- [Text block]:
## Start

In a typical cellular radio system, wireless terminals (also known as mobile stations and/or user equipment units (UEs)) communicate via a radio access network (RAN) to one or more core networks. The radio access network (RAN) covers a geographical area which is divided into cell areas, with each cell area being served by a base station, e.g., a radio base station (RBS), which in some networks may also be called, for example, a “NodeB” (UMTS) or “eNodeB” (LTE). A cell is a geographical area where radio coverage is provided by the radio base station equipment at a base station site. Each cell is identified by an identity within the local radio area, which is broadcast in the cell. Another identity identifying the cell uniquely in the whole mobile network is also broadcasted in the cell. The base stations communicate over the air interface operating on radio frequencies with the user equipment units (UE) within range of the base stations.
In some versions of the radio access network, several base stations are typically connected (e.g., by landlines or microwave) to a controller node (such as a radio network controller (RNC) or a base station controller (BSC)) which supervises and coordinates various activities of the plural base stations connected thereto. The radio network controllers are typically connected to one or more core networks.
The Universal Mobile Telecommunications System (UMTS) is a third generation mobile communication system, which evolved from the second generation (2G) Global System for Mobile Communications (GSM). UTRAN is essentially a radio access network using wideband code division multiple access for user equipment units (UEs). In a forum known as the Third Generation Partnership Project (3GPP), telecommunications suppliers propose and agree upon standards for third generation networks and UTRAN specifically, and investigate enhanced data rate and radio capacity. Specifications for the Evolved Packet System (EPS) have completed within the 3rd Generation Partnership Project (3GPP) and this work continues in the coming 3GPP releases. The EPS comprises the Evolved Universal Terrestrial Radio Access Network (E-UTRAN) (also known as the Long Term Evolution (LTE) radio access) and the Evolved Packet Core (EPC) (also known as System Architecture Evolution (SAE) core network). E-UTRAN/LTE is a variant of a 3GPP radio access technology wherein the radio base station nodes are directly connected to the EPC core network rather than to radio network controller (RNC) nodes. In general, in E-UTRAN/LTE the functions of a radio network controller (RNC) node are distributed between the radio base stations nodes (eNodeB's in LTE) and the core network. As such, the radio access network (RAN) of an EPS system has an essentially “flat” architecture comprising radio base station nodes without reporting to radio network controller (RNC) nodes.

## End

- [Given data]:

## Start

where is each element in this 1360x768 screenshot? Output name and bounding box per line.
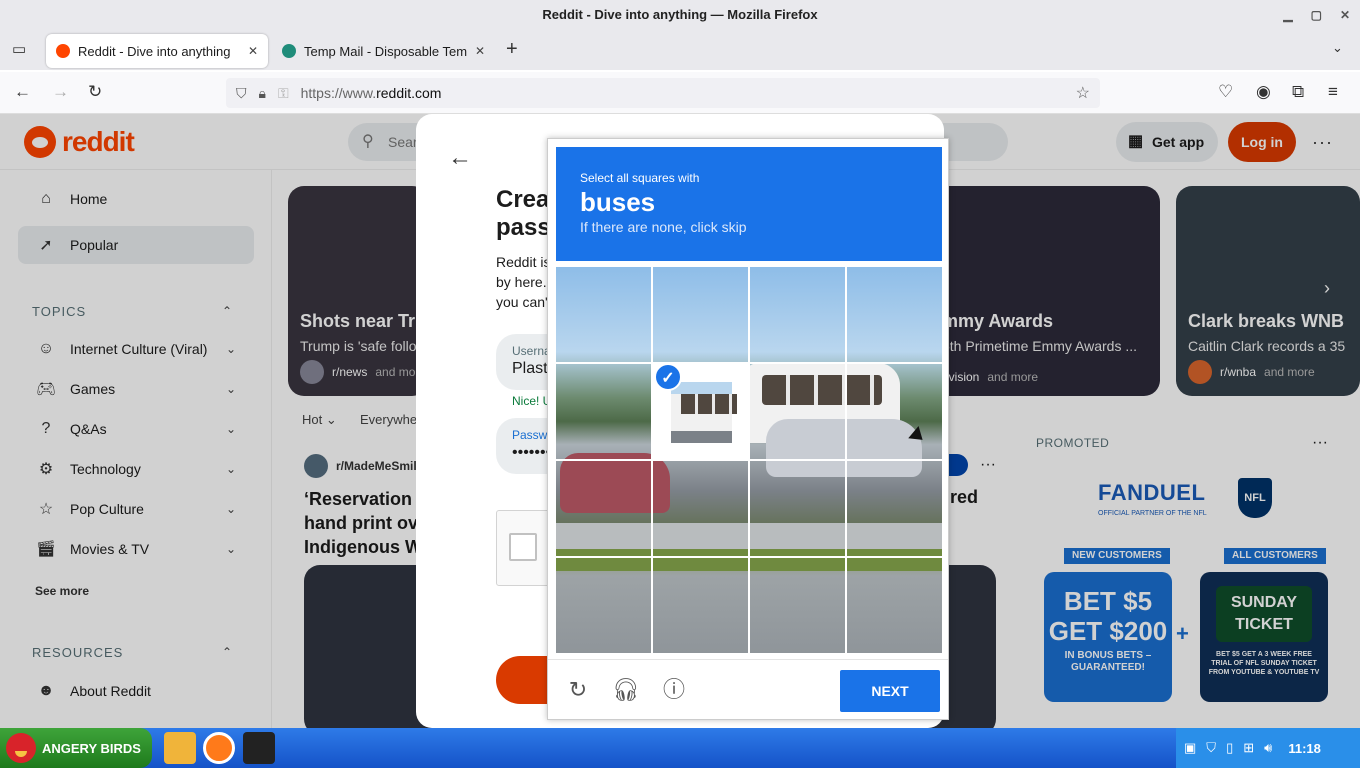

## End

- [Challenges]:
[a] Duplicate the radio access network passage, starting with "In some versions" and going on through "connected to one or more core networks.".
[b] According to the radio access network passage, which second generation system did UMTS evolve from?
[c] Resume the radio access network passage after its final sentence.

- [The replies]:
[a]
In some versions of the radio access network, several base stations are typically connected (e.g., by landlines or microwave) to a controller node (such as a radio network controller (RNC) or a base station controller (BSC)) which supervises and coordinates various activities of the plural base stations connected thereto. The radio network controllers are typically connected to one or more core networks.

[b] The Global System for Mobile Communications (GSM).

[c]
Long Term Evolution (LTE) uses single-carrier frequency-division multiple access (SC-FDMA) in an uplink direction from the wireless terminal to the eNodeB. SC-FDMA is advantageous in terms of power amplifier (PA) efficiency since, e.g., the SC-FDMA signal has a smaller peak-to-average ratio than an orthogonal frequency division multiple access (OFDM) signal. However, SC-FDMA gives rise to inter-symbol interference (ISI) problem in dispersive channels. Address inter-symbol interference (ISI) can enable SC-FDMA to improve power amplifier efficiency without sacrificing performance.
FIG. 1 shows an example implementation of the aforementioned the Evolved Packet System as comprising for example the E-UTRAN radio access network and the Mobility Management Entity (MME) in the EPC. The mobility management entity (MME) handles various control functions. The nodes and LTE/SAE or EPS architecture of FIG. 1 and other architecture scenarios are understood with reference to 3GPP TS 23.401, which is incorporated herein by reference and which provides, e.g., a system architecture description.
In some of its implementations, the E-UTRAN may comprise a number of different base stations, e.g., eNodeBs (eNBs) as shown in FIG. 2. S1-MME interface/reference point is used for control signaling between the eNBs and the mobility management entity (MME). An eNB may have S1 links to multiple MMEs in case the MME pool concept is used. The user plane data goes via the Serving GateWay (SGW) on S1-U interface/reference point. Between eNBs the X2 interface/reference point is used.
In a cellular network there will always be areas with high traffic, i.e. high concentration of users. In those areas it may be desirable to deploy additional capacity to keep the user satisfaction. In this respect, a number of approaches are possible: (i) increase the density of their existing macro base stations; (ii) increase the cooperation between macro base stations; or (iii) deploy smaller base stations in areas where high data rates are needed within a macro base stations grid. This last option involves deploying nodes with lower output power and thus which cover a smaller area in order to concentrate the capacity boost on a smaller area.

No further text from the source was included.